Stated problem:
Present every line in which the string "JSON" appears.

-------- Records for this exercise --------

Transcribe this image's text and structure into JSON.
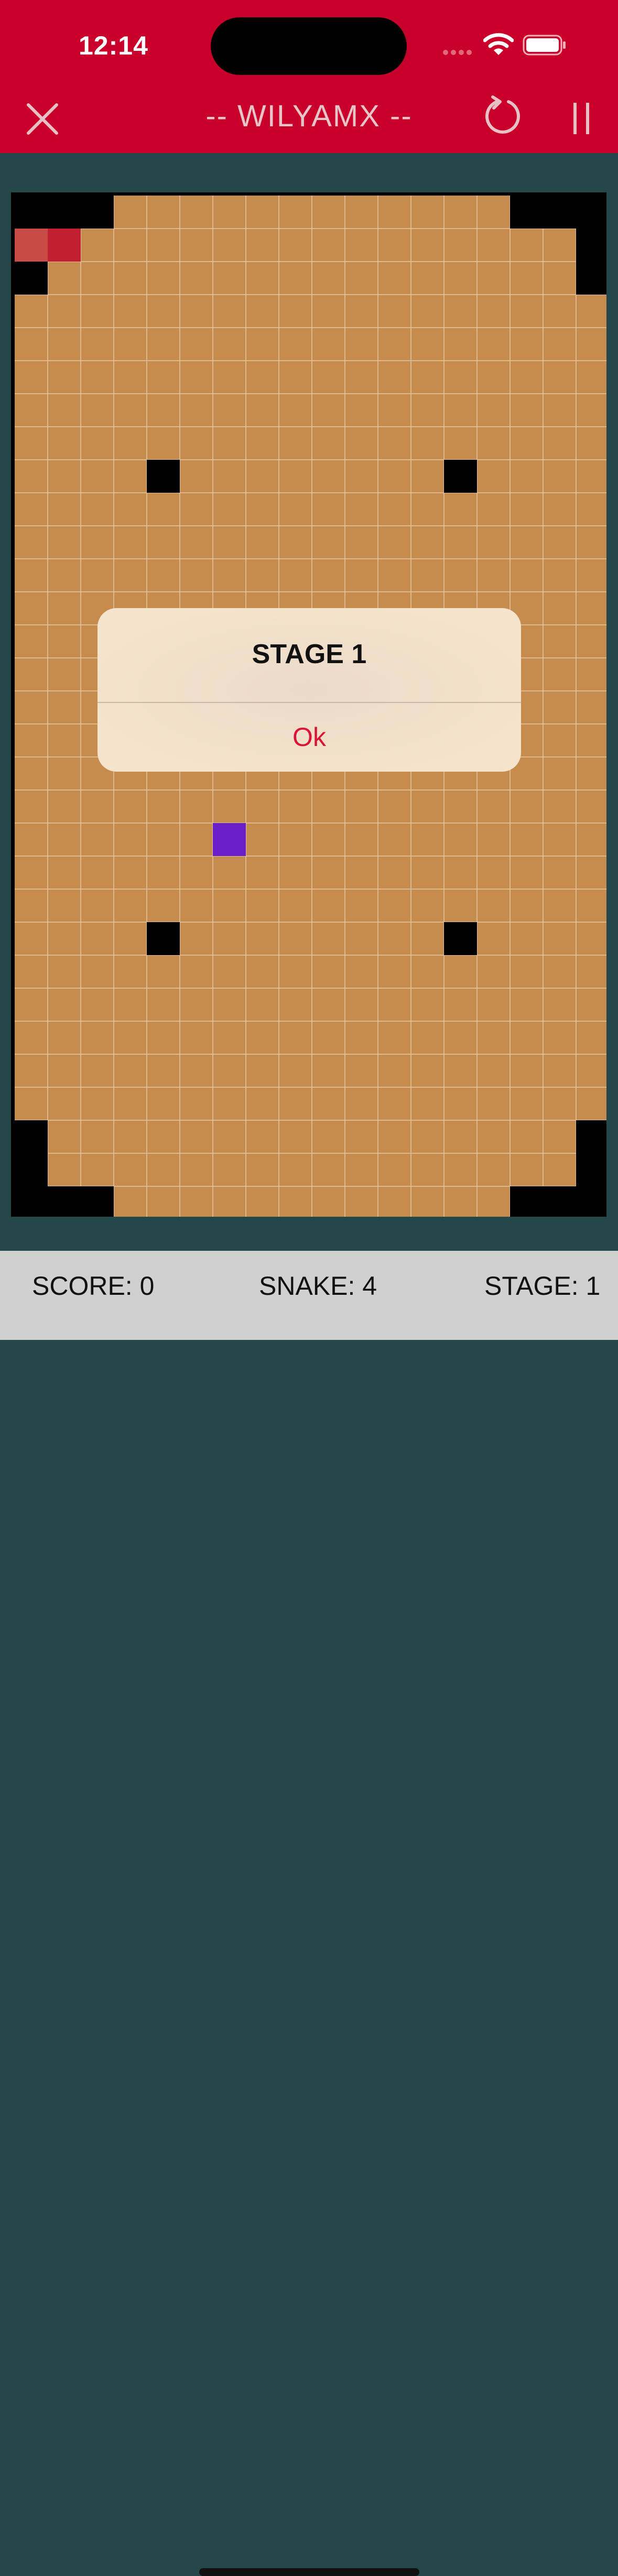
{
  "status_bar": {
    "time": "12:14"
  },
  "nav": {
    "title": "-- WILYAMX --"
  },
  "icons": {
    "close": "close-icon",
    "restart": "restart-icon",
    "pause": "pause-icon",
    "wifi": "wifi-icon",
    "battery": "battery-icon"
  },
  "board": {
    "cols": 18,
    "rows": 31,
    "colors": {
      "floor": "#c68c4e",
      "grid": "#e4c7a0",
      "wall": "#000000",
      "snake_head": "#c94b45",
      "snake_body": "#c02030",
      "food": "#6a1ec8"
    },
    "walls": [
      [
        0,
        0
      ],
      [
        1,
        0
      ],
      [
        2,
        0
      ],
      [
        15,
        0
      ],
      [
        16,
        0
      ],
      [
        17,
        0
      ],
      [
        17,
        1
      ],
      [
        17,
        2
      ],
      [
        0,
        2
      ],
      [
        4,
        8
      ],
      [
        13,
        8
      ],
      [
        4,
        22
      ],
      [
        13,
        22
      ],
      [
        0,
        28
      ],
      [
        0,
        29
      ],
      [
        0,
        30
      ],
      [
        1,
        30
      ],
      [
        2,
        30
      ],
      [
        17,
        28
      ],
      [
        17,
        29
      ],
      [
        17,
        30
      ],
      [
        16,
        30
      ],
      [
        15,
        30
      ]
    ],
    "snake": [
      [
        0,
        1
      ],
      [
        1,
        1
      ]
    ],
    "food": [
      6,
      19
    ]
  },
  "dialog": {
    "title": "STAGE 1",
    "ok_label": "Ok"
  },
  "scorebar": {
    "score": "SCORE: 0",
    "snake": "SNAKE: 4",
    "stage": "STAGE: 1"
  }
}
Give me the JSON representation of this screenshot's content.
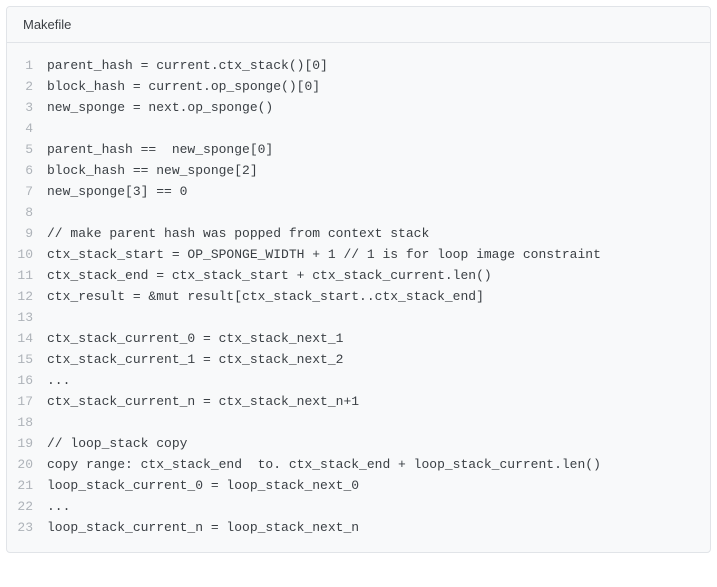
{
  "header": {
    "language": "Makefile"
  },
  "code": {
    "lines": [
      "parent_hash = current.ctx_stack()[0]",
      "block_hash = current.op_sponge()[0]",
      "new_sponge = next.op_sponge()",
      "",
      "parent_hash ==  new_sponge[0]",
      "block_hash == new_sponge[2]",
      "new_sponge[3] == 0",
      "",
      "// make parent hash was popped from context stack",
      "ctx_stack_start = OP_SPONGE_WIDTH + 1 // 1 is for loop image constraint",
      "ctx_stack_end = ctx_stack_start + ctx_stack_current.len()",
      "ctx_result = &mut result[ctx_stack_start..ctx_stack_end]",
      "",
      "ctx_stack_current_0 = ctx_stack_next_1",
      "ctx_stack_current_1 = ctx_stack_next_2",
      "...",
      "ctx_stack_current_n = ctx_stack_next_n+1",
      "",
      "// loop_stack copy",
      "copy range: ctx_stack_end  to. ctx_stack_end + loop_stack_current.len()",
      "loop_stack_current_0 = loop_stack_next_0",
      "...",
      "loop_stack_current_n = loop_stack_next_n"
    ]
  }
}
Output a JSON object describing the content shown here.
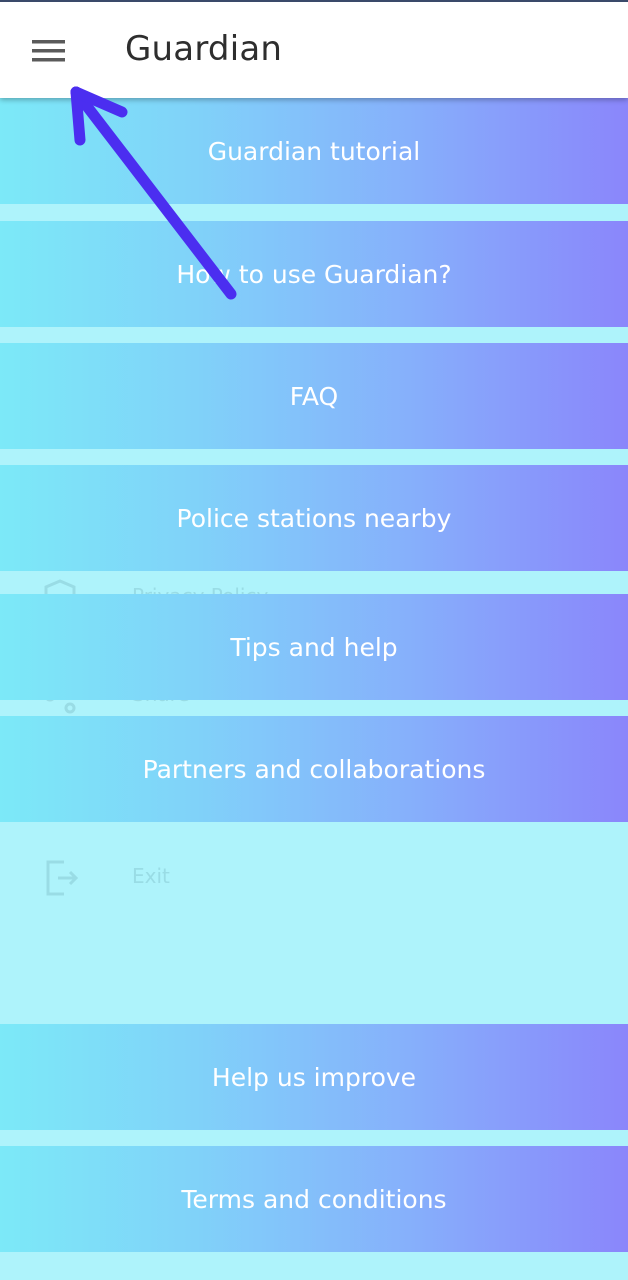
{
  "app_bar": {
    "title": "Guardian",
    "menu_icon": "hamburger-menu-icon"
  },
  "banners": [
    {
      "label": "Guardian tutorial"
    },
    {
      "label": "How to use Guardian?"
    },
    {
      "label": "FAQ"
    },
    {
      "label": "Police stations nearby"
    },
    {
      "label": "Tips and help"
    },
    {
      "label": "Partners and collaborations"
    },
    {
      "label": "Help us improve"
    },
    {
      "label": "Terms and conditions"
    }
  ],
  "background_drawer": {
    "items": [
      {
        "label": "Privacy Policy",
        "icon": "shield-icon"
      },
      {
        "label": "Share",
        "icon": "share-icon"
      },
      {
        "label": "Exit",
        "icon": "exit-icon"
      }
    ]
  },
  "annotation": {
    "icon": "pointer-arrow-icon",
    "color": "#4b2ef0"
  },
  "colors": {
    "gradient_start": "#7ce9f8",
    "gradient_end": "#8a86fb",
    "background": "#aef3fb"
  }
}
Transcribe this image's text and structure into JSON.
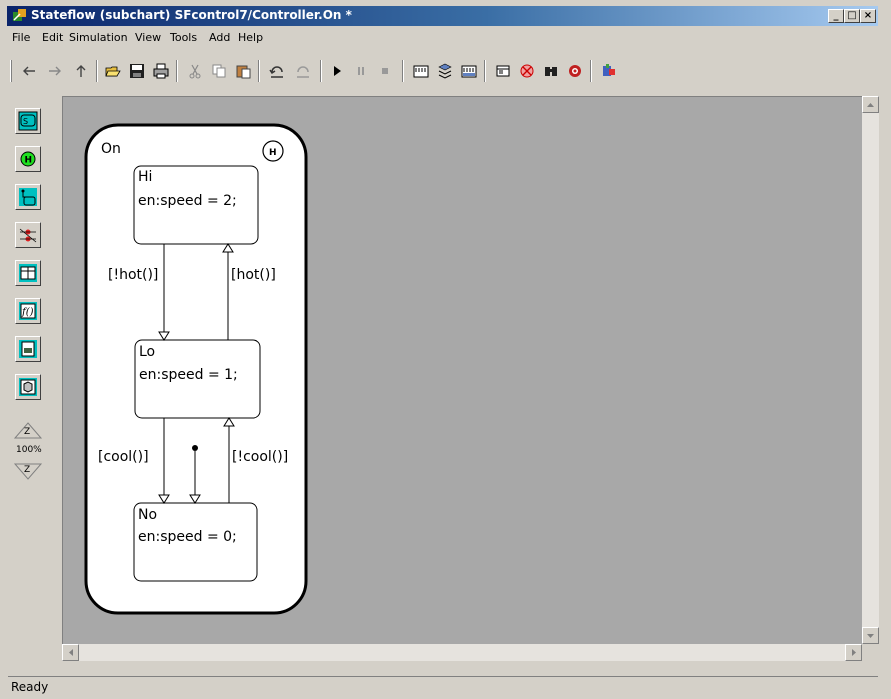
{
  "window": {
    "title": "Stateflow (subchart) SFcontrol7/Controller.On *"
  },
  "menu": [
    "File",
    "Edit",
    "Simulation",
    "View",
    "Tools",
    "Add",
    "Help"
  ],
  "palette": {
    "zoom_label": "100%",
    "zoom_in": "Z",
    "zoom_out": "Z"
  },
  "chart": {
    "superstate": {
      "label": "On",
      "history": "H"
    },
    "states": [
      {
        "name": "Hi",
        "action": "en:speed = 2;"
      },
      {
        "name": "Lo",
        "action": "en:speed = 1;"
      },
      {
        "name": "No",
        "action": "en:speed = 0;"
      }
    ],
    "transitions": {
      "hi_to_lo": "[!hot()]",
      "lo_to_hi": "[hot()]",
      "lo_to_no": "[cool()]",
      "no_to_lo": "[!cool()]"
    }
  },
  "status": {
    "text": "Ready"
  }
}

--------

Completed task:
Transcribe this image's text and structure into JSON.
Give me the JSON representation of this screenshot's content.
Output a JSON object describing the content shown here.
Transcribe this image's text and structure into JSON.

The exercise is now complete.